▸ **DO THIS**: Set down each line of the data below exactly as it stands, dropping the pictures.

## START INPUT MATERIAL

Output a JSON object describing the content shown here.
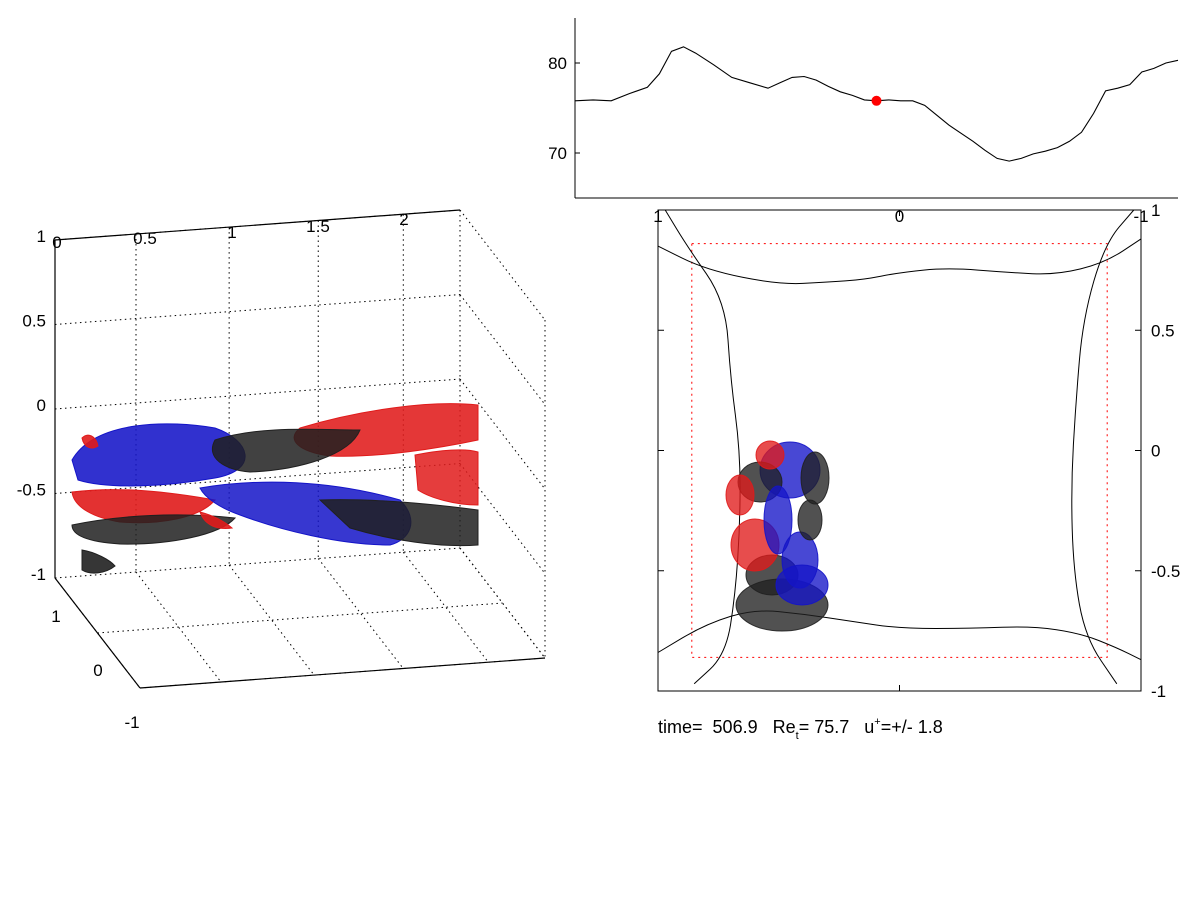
{
  "colors": {
    "positive": "#e01b1b",
    "negative": "#1414c8",
    "dark": "#202020",
    "marker": "#ff0000",
    "box": "#ff0000"
  },
  "chart_data": [
    {
      "type": "line",
      "title": "",
      "xlabel": "",
      "ylabel": "",
      "ylim": [
        65,
        85
      ],
      "yticks": [
        70,
        80
      ],
      "grid": false,
      "x_range": [
        0,
        1
      ],
      "x": [
        0.0,
        0.03,
        0.06,
        0.09,
        0.12,
        0.14,
        0.16,
        0.18,
        0.2,
        0.23,
        0.26,
        0.29,
        0.32,
        0.34,
        0.36,
        0.38,
        0.4,
        0.42,
        0.44,
        0.46,
        0.48,
        0.5,
        0.52,
        0.54,
        0.56,
        0.58,
        0.6,
        0.62,
        0.64,
        0.66,
        0.68,
        0.7,
        0.72,
        0.74,
        0.76,
        0.78,
        0.8,
        0.82,
        0.84,
        0.86,
        0.88,
        0.9,
        0.92,
        0.94,
        0.96,
        0.98,
        1.0
      ],
      "y": [
        75.8,
        75.9,
        75.8,
        76.6,
        77.3,
        78.8,
        81.3,
        81.8,
        81.1,
        79.8,
        78.4,
        77.8,
        77.2,
        77.8,
        78.4,
        78.5,
        78.1,
        77.4,
        76.8,
        76.4,
        75.9,
        75.8,
        75.9,
        75.8,
        75.8,
        75.3,
        74.2,
        73.1,
        72.2,
        71.3,
        70.3,
        69.4,
        69.1,
        69.4,
        69.9,
        70.2,
        70.6,
        71.3,
        72.3,
        74.4,
        76.9,
        77.2,
        77.6,
        79.0,
        79.4,
        80.0,
        80.3
      ],
      "marker": {
        "x": 0.5,
        "y": 75.8
      }
    },
    {
      "type": "scatter",
      "title": "",
      "xlim": [
        1,
        -1
      ],
      "ylim": [
        -1,
        1
      ],
      "xticks": [
        1,
        0,
        -1
      ],
      "yticks": [
        1,
        0.5,
        0,
        -0.5,
        -1
      ],
      "xtick_labels": [
        "1",
        "0",
        "-1"
      ],
      "ytick_labels": [
        "1",
        "0.5",
        "0",
        "-0.5",
        "-1"
      ],
      "grid": false,
      "wall_curve_top": [
        [
          1.0,
          0.85
        ],
        [
          0.8,
          0.75
        ],
        [
          0.5,
          0.69
        ],
        [
          0.3,
          0.7
        ],
        [
          0.15,
          0.71
        ],
        [
          0.0,
          0.74
        ],
        [
          -0.2,
          0.76
        ],
        [
          -0.45,
          0.74
        ],
        [
          -0.65,
          0.73
        ],
        [
          -0.85,
          0.78
        ],
        [
          -1.0,
          0.88
        ]
      ],
      "wall_curve_bottom": [
        [
          1.0,
          -0.84
        ],
        [
          0.8,
          -0.72
        ],
        [
          0.6,
          -0.66
        ],
        [
          0.4,
          -0.68
        ],
        [
          0.2,
          -0.71
        ],
        [
          0.0,
          -0.74
        ],
        [
          -0.3,
          -0.74
        ],
        [
          -0.55,
          -0.73
        ],
        [
          -0.75,
          -0.76
        ],
        [
          -0.9,
          -0.82
        ],
        [
          -1.0,
          -0.87
        ]
      ],
      "wall_curve_left": [
        [
          0.97,
          1.0
        ],
        [
          0.88,
          0.85
        ],
        [
          0.72,
          0.62
        ],
        [
          0.7,
          0.3
        ],
        [
          0.66,
          0.0
        ],
        [
          0.66,
          -0.3
        ],
        [
          0.68,
          -0.6
        ],
        [
          0.72,
          -0.85
        ],
        [
          0.85,
          -0.97
        ]
      ],
      "wall_curve_right": [
        [
          -0.97,
          1.0
        ],
        [
          -0.85,
          0.86
        ],
        [
          -0.76,
          0.55
        ],
        [
          -0.73,
          0.2
        ],
        [
          -0.71,
          -0.15
        ],
        [
          -0.72,
          -0.5
        ],
        [
          -0.77,
          -0.78
        ],
        [
          -0.9,
          -0.97
        ]
      ],
      "dotted_box": [
        0.86,
        -0.86,
        0.86,
        -0.86
      ]
    },
    {
      "type": "scatter",
      "title": "",
      "x_tick_labels": [
        "0",
        "0.5",
        "1",
        "1.5",
        "2"
      ],
      "z_tick_labels": [
        "1",
        "0.5",
        "0",
        "-0.5",
        "-1"
      ],
      "y_tick_labels": [
        "1",
        "0",
        "-1"
      ],
      "grid": true
    }
  ],
  "status": {
    "time_label": "time=",
    "time_value": "506.9",
    "re_label": "Re",
    "re_sub": "t",
    "re_value": "= 75.7",
    "u_label": "u",
    "u_sup": "+",
    "u_value": "=+/- 1.8"
  }
}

## END INPUT MATERIAL

▸ **WRITTEN RESPONSE**:
Output a JSON object describing the content shown here.
{
  "colors": {
    "positive": "#e01b1b",
    "negative": "#1414c8",
    "dark": "#202020",
    "marker": "#ff0000",
    "box": "#ff0000"
  },
  "chart_data": [
    {
      "type": "line",
      "title": "",
      "xlabel": "",
      "ylabel": "",
      "ylim": [
        65,
        85
      ],
      "yticks": [
        70,
        80
      ],
      "grid": false,
      "x_range": [
        0,
        1
      ],
      "x": [
        0.0,
        0.03,
        0.06,
        0.09,
        0.12,
        0.14,
        0.16,
        0.18,
        0.2,
        0.23,
        0.26,
        0.29,
        0.32,
        0.34,
        0.36,
        0.38,
        0.4,
        0.42,
        0.44,
        0.46,
        0.48,
        0.5,
        0.52,
        0.54,
        0.56,
        0.58,
        0.6,
        0.62,
        0.64,
        0.66,
        0.68,
        0.7,
        0.72,
        0.74,
        0.76,
        0.78,
        0.8,
        0.82,
        0.84,
        0.86,
        0.88,
        0.9,
        0.92,
        0.94,
        0.96,
        0.98,
        1.0
      ],
      "y": [
        75.8,
        75.9,
        75.8,
        76.6,
        77.3,
        78.8,
        81.3,
        81.8,
        81.1,
        79.8,
        78.4,
        77.8,
        77.2,
        77.8,
        78.4,
        78.5,
        78.1,
        77.4,
        76.8,
        76.4,
        75.9,
        75.8,
        75.9,
        75.8,
        75.8,
        75.3,
        74.2,
        73.1,
        72.2,
        71.3,
        70.3,
        69.4,
        69.1,
        69.4,
        69.9,
        70.2,
        70.6,
        71.3,
        72.3,
        74.4,
        76.9,
        77.2,
        77.6,
        79.0,
        79.4,
        80.0,
        80.3
      ],
      "marker": {
        "x": 0.5,
        "y": 75.8
      }
    },
    {
      "type": "scatter",
      "title": "",
      "xlim": [
        1,
        -1
      ],
      "ylim": [
        -1,
        1
      ],
      "xticks": [
        1,
        0,
        -1
      ],
      "yticks": [
        1,
        0.5,
        0,
        -0.5,
        -1
      ],
      "xtick_labels": [
        "1",
        "0",
        "-1"
      ],
      "ytick_labels": [
        "1",
        "0.5",
        "0",
        "-0.5",
        "-1"
      ],
      "grid": false,
      "wall_curve_top": [
        [
          1.0,
          0.85
        ],
        [
          0.8,
          0.75
        ],
        [
          0.5,
          0.69
        ],
        [
          0.3,
          0.7
        ],
        [
          0.15,
          0.71
        ],
        [
          0.0,
          0.74
        ],
        [
          -0.2,
          0.76
        ],
        [
          -0.45,
          0.74
        ],
        [
          -0.65,
          0.73
        ],
        [
          -0.85,
          0.78
        ],
        [
          -1.0,
          0.88
        ]
      ],
      "wall_curve_bottom": [
        [
          1.0,
          -0.84
        ],
        [
          0.8,
          -0.72
        ],
        [
          0.6,
          -0.66
        ],
        [
          0.4,
          -0.68
        ],
        [
          0.2,
          -0.71
        ],
        [
          0.0,
          -0.74
        ],
        [
          -0.3,
          -0.74
        ],
        [
          -0.55,
          -0.73
        ],
        [
          -0.75,
          -0.76
        ],
        [
          -0.9,
          -0.82
        ],
        [
          -1.0,
          -0.87
        ]
      ],
      "wall_curve_left": [
        [
          0.97,
          1.0
        ],
        [
          0.88,
          0.85
        ],
        [
          0.72,
          0.62
        ],
        [
          0.7,
          0.3
        ],
        [
          0.66,
          0.0
        ],
        [
          0.66,
          -0.3
        ],
        [
          0.68,
          -0.6
        ],
        [
          0.72,
          -0.85
        ],
        [
          0.85,
          -0.97
        ]
      ],
      "wall_curve_right": [
        [
          -0.97,
          1.0
        ],
        [
          -0.85,
          0.86
        ],
        [
          -0.76,
          0.55
        ],
        [
          -0.73,
          0.2
        ],
        [
          -0.71,
          -0.15
        ],
        [
          -0.72,
          -0.5
        ],
        [
          -0.77,
          -0.78
        ],
        [
          -0.9,
          -0.97
        ]
      ],
      "dotted_box": [
        0.86,
        -0.86,
        0.86,
        -0.86
      ]
    },
    {
      "type": "scatter",
      "title": "",
      "x_tick_labels": [
        "0",
        "0.5",
        "1",
        "1.5",
        "2"
      ],
      "z_tick_labels": [
        "1",
        "0.5",
        "0",
        "-0.5",
        "-1"
      ],
      "y_tick_labels": [
        "1",
        "0",
        "-1"
      ],
      "grid": true
    }
  ],
  "status": {
    "time_label": "time=",
    "time_value": "506.9",
    "re_label": "Re",
    "re_sub": "t",
    "re_value": "= 75.7",
    "u_label": "u",
    "u_sup": "+",
    "u_value": "=+/- 1.8"
  }
}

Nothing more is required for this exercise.